WHAT TO DO: Each line containing the word "создания" should be found and copied.

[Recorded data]
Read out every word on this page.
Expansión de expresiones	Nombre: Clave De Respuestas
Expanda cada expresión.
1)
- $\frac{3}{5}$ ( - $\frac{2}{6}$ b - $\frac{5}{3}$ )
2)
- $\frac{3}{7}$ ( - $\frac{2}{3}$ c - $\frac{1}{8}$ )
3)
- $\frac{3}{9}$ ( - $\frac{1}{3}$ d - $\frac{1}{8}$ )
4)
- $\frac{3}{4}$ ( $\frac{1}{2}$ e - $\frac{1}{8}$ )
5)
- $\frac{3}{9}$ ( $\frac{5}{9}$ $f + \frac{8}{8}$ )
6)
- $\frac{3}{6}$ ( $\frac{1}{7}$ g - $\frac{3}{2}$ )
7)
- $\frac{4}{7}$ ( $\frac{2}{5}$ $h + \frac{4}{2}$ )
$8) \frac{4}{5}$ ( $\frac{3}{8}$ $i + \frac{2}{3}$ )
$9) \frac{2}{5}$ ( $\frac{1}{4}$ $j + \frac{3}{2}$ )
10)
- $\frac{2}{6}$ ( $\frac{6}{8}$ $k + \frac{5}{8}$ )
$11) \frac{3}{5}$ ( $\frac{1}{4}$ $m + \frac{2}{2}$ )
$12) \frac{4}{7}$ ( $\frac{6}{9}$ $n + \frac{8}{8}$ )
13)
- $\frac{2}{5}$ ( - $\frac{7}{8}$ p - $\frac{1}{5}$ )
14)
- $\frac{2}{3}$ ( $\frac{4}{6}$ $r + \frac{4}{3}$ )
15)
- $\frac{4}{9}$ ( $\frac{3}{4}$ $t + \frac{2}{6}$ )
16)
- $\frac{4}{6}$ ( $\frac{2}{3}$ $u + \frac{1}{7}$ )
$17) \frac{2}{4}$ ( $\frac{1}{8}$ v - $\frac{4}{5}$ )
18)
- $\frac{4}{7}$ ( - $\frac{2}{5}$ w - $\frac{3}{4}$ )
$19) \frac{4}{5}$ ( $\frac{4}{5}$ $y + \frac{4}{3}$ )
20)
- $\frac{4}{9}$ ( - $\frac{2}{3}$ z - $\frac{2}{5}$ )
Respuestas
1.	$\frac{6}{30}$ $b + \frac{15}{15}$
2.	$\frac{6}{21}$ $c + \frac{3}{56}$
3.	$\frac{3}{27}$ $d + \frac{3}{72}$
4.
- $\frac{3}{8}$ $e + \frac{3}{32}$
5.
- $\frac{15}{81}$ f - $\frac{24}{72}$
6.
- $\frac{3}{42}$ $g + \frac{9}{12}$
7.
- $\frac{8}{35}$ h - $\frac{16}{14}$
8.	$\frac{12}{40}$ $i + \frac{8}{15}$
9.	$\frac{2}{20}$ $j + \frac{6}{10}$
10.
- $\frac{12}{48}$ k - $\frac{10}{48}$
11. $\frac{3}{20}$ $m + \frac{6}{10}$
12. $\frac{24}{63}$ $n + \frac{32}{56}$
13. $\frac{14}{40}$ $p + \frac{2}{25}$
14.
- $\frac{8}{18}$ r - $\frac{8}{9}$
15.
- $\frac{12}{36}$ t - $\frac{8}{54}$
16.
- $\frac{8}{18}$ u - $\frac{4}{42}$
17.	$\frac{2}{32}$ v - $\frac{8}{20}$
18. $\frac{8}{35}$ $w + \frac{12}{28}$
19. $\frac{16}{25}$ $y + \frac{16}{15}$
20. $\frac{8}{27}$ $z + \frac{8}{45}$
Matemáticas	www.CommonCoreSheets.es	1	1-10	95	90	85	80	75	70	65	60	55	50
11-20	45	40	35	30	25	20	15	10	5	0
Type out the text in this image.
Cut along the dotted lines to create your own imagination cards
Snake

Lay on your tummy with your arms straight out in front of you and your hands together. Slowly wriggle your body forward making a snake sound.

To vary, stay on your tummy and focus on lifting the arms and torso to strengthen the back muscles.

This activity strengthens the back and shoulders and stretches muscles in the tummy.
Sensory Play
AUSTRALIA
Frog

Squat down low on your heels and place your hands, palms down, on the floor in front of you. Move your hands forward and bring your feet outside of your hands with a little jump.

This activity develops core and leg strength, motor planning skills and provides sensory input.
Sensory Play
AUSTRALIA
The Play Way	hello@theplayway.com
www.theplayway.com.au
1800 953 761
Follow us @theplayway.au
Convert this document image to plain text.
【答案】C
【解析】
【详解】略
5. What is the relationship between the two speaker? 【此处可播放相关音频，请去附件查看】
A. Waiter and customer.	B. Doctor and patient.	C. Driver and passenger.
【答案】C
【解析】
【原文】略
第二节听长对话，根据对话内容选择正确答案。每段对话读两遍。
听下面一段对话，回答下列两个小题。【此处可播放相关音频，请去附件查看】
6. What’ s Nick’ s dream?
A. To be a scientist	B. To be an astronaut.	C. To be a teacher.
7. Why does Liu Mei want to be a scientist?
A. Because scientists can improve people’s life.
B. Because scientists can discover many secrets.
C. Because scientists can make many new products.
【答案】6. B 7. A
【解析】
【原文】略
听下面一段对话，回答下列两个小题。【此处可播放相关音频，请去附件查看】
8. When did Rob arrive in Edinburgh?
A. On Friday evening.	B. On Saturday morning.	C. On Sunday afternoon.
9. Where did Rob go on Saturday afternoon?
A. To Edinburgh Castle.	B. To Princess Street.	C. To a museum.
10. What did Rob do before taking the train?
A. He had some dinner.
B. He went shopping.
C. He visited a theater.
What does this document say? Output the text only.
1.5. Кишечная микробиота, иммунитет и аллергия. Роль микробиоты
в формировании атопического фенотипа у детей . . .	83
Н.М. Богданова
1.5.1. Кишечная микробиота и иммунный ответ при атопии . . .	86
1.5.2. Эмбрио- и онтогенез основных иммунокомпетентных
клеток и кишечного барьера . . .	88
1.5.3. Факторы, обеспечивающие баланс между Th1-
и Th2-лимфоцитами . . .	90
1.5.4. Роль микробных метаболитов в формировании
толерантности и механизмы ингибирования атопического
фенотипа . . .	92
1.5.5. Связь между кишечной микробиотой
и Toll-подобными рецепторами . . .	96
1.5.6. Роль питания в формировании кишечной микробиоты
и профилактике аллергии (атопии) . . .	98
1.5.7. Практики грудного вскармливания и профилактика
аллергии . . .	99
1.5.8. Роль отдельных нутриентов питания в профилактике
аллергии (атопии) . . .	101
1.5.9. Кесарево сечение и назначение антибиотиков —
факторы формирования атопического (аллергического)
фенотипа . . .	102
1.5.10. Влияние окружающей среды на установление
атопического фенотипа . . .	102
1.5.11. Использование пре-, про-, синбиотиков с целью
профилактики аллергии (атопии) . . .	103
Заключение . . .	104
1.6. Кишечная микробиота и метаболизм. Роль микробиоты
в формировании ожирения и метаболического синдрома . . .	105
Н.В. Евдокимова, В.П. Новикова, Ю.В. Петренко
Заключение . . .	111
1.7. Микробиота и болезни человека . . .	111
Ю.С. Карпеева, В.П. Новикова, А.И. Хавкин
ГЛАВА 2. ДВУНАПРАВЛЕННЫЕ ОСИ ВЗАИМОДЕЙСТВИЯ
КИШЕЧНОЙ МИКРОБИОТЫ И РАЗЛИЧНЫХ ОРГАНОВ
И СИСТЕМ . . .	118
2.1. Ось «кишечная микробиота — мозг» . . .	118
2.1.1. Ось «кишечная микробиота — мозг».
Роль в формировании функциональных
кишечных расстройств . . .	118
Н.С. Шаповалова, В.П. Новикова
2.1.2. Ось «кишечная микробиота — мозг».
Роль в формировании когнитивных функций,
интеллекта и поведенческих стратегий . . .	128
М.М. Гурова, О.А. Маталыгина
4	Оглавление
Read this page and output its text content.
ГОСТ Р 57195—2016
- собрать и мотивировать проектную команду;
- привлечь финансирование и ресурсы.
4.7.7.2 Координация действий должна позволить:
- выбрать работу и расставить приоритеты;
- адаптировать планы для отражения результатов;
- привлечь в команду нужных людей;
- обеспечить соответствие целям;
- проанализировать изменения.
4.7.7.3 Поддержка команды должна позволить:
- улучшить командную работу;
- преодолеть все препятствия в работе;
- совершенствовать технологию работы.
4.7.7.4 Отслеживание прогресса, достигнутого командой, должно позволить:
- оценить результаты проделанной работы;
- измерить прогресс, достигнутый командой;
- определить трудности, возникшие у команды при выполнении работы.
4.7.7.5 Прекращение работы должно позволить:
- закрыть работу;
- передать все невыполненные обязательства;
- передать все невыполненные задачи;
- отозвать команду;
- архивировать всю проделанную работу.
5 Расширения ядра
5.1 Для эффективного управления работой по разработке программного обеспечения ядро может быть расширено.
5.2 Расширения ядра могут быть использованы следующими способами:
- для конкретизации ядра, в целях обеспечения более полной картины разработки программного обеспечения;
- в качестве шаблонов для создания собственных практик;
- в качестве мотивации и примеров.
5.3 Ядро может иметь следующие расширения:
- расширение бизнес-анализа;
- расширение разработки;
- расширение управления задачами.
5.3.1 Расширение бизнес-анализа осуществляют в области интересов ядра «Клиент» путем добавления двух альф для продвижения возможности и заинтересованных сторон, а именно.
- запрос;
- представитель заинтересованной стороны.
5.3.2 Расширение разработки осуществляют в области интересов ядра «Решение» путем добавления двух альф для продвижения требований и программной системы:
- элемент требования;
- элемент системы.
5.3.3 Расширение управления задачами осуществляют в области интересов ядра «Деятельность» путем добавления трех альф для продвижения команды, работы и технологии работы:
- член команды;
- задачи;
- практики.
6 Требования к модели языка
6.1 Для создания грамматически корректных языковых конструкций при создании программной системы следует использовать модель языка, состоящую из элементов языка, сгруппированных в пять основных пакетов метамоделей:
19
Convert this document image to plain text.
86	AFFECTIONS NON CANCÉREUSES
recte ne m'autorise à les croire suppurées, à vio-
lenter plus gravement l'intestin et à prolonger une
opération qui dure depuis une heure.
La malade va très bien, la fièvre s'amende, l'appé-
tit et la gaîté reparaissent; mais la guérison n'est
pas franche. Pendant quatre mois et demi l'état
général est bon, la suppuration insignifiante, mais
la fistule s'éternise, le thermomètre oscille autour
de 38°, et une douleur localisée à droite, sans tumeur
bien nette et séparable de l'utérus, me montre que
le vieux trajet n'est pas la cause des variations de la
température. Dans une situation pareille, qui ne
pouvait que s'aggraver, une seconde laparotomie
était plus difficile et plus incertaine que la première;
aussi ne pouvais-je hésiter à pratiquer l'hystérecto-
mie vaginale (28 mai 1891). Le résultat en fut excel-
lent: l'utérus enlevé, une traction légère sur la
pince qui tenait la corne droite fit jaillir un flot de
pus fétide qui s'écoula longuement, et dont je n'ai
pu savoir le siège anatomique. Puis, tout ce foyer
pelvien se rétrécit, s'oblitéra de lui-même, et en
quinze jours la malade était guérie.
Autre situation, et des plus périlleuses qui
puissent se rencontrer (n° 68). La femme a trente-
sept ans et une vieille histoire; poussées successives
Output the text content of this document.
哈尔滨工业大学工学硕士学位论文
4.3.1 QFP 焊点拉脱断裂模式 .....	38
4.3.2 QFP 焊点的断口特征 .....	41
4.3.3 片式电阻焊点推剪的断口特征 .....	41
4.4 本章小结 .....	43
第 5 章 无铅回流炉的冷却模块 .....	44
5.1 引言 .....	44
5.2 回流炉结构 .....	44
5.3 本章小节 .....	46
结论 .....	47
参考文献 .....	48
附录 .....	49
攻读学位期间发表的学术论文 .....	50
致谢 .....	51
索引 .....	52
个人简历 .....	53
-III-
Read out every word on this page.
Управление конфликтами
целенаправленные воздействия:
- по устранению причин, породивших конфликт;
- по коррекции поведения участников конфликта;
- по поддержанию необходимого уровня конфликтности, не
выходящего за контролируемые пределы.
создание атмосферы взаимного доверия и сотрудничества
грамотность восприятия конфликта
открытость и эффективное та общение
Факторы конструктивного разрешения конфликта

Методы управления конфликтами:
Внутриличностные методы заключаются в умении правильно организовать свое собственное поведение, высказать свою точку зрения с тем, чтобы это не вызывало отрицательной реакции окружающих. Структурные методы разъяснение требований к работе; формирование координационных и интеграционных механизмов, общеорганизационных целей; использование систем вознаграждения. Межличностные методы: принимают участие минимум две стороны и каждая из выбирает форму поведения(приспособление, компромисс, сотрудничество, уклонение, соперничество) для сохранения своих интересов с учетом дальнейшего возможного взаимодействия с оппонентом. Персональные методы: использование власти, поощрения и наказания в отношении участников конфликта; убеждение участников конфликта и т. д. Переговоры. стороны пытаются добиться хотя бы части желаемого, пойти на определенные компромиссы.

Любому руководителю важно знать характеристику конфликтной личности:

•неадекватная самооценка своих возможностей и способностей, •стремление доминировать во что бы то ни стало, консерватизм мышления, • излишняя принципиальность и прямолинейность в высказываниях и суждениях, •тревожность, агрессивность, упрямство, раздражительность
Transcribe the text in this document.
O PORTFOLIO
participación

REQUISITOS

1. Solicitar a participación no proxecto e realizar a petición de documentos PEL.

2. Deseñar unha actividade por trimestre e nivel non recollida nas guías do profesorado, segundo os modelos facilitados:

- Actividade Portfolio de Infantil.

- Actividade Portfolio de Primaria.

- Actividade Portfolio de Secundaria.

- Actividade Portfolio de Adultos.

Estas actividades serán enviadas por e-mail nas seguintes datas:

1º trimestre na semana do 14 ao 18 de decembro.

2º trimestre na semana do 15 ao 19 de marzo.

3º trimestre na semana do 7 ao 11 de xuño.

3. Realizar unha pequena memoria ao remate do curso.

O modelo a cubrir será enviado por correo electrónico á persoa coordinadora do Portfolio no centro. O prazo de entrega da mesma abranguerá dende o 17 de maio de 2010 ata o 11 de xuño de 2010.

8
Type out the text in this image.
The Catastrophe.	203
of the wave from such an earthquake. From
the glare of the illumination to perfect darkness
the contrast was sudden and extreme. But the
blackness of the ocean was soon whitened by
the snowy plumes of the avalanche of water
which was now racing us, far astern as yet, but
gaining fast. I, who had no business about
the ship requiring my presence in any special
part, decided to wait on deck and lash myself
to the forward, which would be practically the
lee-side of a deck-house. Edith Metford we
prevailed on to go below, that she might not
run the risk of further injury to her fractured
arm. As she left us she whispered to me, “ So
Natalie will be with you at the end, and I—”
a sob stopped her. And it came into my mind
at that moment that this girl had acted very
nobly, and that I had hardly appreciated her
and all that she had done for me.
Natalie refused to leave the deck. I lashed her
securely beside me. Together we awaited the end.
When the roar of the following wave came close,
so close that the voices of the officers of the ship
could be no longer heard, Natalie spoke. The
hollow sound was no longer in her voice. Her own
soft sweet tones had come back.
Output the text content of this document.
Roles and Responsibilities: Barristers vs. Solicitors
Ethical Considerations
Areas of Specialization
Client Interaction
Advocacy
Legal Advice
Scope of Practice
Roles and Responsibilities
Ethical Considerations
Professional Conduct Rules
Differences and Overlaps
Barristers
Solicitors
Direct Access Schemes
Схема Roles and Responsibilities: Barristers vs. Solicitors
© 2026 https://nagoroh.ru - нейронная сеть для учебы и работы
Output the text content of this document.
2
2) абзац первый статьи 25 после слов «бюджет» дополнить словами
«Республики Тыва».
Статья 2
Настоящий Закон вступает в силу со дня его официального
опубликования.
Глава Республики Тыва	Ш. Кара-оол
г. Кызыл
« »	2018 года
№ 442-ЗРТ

RESULT BELOW:
- в качестве шаблонов для создания собственных практик;
6.1 Для создания грамматически корректных языковых конструкций при создании программной системы следует использовать модель языка, состоящую из элементов языка, сгруппированных в пять основных пакетов метамоделей:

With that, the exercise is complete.